→ **Exercise aim**:
Repeat the data verbatim.

→ **A block of data**:
╔══
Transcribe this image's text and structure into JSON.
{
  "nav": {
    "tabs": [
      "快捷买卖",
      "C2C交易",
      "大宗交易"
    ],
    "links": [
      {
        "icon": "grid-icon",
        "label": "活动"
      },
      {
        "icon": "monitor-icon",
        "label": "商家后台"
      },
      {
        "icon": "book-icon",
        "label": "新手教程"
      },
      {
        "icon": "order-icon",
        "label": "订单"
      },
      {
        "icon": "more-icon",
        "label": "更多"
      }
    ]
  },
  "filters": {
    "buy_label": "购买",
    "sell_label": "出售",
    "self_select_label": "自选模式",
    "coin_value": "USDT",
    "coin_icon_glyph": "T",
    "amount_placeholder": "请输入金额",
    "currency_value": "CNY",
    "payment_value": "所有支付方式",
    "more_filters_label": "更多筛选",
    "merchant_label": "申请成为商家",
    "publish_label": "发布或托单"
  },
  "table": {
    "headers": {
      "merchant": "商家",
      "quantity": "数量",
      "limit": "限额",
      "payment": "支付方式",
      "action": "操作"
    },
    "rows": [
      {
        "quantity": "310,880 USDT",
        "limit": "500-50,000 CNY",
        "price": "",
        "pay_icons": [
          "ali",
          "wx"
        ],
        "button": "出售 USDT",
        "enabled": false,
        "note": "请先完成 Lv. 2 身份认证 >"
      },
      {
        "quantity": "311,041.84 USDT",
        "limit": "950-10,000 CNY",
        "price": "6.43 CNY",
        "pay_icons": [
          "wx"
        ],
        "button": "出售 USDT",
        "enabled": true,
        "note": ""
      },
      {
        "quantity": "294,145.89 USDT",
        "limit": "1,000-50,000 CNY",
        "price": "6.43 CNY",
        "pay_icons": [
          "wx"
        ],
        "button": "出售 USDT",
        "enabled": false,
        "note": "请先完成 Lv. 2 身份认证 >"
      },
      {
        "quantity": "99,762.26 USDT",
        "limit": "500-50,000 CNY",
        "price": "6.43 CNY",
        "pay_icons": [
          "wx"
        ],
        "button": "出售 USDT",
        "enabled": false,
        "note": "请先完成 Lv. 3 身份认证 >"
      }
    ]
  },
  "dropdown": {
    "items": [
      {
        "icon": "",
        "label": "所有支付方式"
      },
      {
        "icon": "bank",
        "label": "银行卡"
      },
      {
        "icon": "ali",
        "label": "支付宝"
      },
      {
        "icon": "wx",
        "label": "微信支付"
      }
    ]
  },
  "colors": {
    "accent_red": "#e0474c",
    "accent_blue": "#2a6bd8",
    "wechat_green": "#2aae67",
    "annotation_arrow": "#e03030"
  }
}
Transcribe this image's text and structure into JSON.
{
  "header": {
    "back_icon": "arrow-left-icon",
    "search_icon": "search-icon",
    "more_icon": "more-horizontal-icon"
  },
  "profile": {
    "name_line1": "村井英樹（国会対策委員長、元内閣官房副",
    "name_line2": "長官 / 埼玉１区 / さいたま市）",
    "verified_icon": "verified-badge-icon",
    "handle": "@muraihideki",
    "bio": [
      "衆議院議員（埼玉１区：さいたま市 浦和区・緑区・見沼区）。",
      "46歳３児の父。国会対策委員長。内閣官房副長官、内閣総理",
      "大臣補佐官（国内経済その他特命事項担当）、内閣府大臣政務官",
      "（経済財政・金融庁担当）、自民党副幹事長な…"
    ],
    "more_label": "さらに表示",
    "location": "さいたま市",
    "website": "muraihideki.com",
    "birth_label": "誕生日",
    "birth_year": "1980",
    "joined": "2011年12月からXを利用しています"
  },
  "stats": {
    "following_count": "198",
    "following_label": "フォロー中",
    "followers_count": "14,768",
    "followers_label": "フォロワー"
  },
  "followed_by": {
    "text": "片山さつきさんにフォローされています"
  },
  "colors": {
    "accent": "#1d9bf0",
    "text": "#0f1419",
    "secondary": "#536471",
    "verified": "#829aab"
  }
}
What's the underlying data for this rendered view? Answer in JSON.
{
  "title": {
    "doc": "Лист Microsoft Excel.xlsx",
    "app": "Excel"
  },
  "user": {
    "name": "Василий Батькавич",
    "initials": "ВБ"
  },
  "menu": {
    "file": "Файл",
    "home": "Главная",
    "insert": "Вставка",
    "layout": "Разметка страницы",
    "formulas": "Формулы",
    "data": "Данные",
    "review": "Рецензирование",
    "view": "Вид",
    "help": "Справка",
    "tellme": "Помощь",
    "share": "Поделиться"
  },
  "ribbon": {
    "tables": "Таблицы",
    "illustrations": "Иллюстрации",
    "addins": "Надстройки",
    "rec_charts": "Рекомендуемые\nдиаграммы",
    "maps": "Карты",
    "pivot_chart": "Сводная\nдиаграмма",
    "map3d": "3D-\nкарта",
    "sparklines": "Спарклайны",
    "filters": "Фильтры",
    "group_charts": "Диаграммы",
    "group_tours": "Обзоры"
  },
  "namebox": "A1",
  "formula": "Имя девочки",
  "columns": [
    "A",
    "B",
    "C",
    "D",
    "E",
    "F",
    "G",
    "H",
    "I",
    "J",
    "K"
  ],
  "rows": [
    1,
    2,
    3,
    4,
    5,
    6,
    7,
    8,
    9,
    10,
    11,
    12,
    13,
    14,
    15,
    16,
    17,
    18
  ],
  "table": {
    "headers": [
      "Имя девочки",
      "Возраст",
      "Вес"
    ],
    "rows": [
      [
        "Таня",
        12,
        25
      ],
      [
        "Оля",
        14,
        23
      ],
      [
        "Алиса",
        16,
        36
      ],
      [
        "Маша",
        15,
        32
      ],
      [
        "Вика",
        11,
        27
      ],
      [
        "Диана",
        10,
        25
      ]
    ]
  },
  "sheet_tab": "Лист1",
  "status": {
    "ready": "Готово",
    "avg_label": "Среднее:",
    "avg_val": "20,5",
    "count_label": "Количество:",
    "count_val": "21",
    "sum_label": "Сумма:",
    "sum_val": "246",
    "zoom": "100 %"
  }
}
╚══
→ **Output of the task**:
Transcribe this image's text and structure into JSON.
{
  "nav": {
    "tabs": [
      "快捷买卖",
      "C2C交易",
      "大宗交易"
    ],
    "links": [
      {
        "icon": "grid-icon",
        "label": "活动"
      },
      {
        "icon": "monitor-icon",
        "label": "商家后台"
      },
      {
        "icon": "book-icon",
        "label": "新手教程"
      },
      {
        "icon": "order-icon",
        "label": "订单"
      },
      {
        "icon": "more-icon",
        "label": "更多"
      }
    ]
  },
  "filters": {
    "buy_label": "购买",
    "sell_label": "出售",
    "self_select_label": "自选模式",
    "coin_value": "USDT",
    "coin_icon_glyph": "T",
    "amount_placeholder": "请输入金额",
    "currency_value": "CNY",
    "payment_value": "所有支付方式",
    "more_filters_label": "更多筛选",
    "merchant_label": "申请成为商家",
    "publish_label": "发布或托单"
  },
  "table": {
    "headers": {
      "merchant": "商家",
      "quantity": "数量",
      "limit": "限额",
      "payment": "支付方式",
      "action": "操作"
    },
    "rows": [
      {
        "quantity": "310,880 USDT",
        "limit": "500-50,000 CNY",
        "price": "",
        "pay_icons": [
          "ali",
          "wx"
        ],
        "button": "出售 USDT",
        "enabled": false,
        "note": "请先完成 Lv. 2 身份认证 >"
      },
      {
        "quantity": "311,041.84 USDT",
        "limit": "950-10,000 CNY",
        "price": "6.43 CNY",
        "pay_icons": [
          "wx"
        ],
        "button": "出售 USDT",
        "enabled": true,
        "note": ""
      },
      {
        "quantity": "294,145.89 USDT",
        "limit": "1,000-50,000 CNY",
        "price": "6.43 CNY",
        "pay_icons": [
          "wx"
        ],
        "button": "出售 USDT",
        "enabled": false,
        "note": "请先完成 Lv. 2 身份认证 >"
      },
      {
        "quantity": "99,762.26 USDT",
        "limit": "500-50,000 CNY",
        "price": "6.43 CNY",
        "pay_icons": [
          "wx"
        ],
        "button": "出售 USDT",
        "enabled": false,
        "note": "请先完成 Lv. 3 身份认证 >"
      }
    ]
  },
  "dropdown": {
    "items": [
      {
        "icon": "",
        "label": "所有支付方式"
      },
      {
        "icon": "bank",
        "label": "银行卡"
      },
      {
        "icon": "ali",
        "label": "支付宝"
      },
      {
        "icon": "wx",
        "label": "微信支付"
      }
    ]
  },
  "colors": {
    "accent_red": "#e0474c",
    "accent_blue": "#2a6bd8",
    "wechat_green": "#2aae67",
    "annotation_arrow": "#e03030"
  }
}
Transcribe this image's text and structure into JSON.
{
  "header": {
    "back_icon": "arrow-left-icon",
    "search_icon": "search-icon",
    "more_icon": "more-horizontal-icon"
  },
  "profile": {
    "name_line1": "村井英樹（国会対策委員長、元内閣官房副",
    "name_line2": "長官 / 埼玉１区 / さいたま市）",
    "verified_icon": "verified-badge-icon",
    "handle": "@muraihideki",
    "bio": [
      "衆議院議員（埼玉１区：さいたま市 浦和区・緑区・見沼区）。",
      "46歳３児の父。国会対策委員長。内閣官房副長官、内閣総理",
      "大臣補佐官（国内経済その他特命事項担当）、内閣府大臣政務官",
      "（経済財政・金融庁担当）、自民党副幹事長な…"
    ],
    "more_label": "さらに表示",
    "location": "さいたま市",
    "website": "muraihideki.com",
    "birth_label": "誕生日",
    "birth_year": "1980",
    "joined": "2011年12月からXを利用しています"
  },
  "stats": {
    "following_count": "198",
    "following_label": "フォロー中",
    "followers_count": "14,768",
    "followers_label": "フォロワー"
  },
  "followed_by": {
    "text": "片山さつきさんにフォローされています"
  },
  "colors": {
    "accent": "#1d9bf0",
    "text": "#0f1419",
    "secondary": "#536471",
    "verified": "#829aab"
  }
}
What's the underlying data for this rendered view? Answer in JSON.
{
  "title": {
    "doc": "Лист Microsoft Excel.xlsx",
    "app": "Excel"
  },
  "user": {
    "name": "Василий Батькавич",
    "initials": "ВБ"
  },
  "menu": {
    "file": "Файл",
    "home": "Главная",
    "insert": "Вставка",
    "layout": "Разметка страницы",
    "formulas": "Формулы",
    "data": "Данные",
    "review": "Рецензирование",
    "view": "Вид",
    "help": "Справка",
    "tellme": "Помощь",
    "share": "Поделиться"
  },
  "ribbon": {
    "tables": "Таблицы",
    "illustrations": "Иллюстрации",
    "addins": "Надстройки",
    "rec_charts": "Рекомендуемые\nдиаграммы",
    "maps": "Карты",
    "pivot_chart": "Сводная\nдиаграмма",
    "map3d": "3D-\nкарта",
    "sparklines": "Спарклайны",
    "filters": "Фильтры",
    "group_charts": "Диаграммы",
    "group_tours": "Обзоры"
  },
  "namebox": "A1",
  "formula": "Имя девочки",
  "columns": [
    "A",
    "B",
    "C",
    "D",
    "E",
    "F",
    "G",
    "H",
    "I",
    "J",
    "K"
  ],
  "rows": [
    1,
    2,
    3,
    4,
    5,
    6,
    7,
    8,
    9,
    10,
    11,
    12,
    13,
    14,
    15,
    16,
    17,
    18
  ],
  "table": {
    "headers": [
      "Имя девочки",
      "Возраст",
      "Вес"
    ],
    "rows": [
      [
        "Таня",
        12,
        25
      ],
      [
        "Оля",
        14,
        23
      ],
      [
        "Алиса",
        16,
        36
      ],
      [
        "Маша",
        15,
        32
      ],
      [
        "Вика",
        11,
        27
      ],
      [
        "Диана",
        10,
        25
      ]
    ]
  },
  "sheet_tab": "Лист1",
  "status": {
    "ready": "Готово",
    "avg_label": "Среднее:",
    "avg_val": "20,5",
    "count_label": "Количество:",
    "count_val": "21",
    "sum_label": "Сумма:",
    "sum_val": "246",
    "zoom": "100 %"
  }
}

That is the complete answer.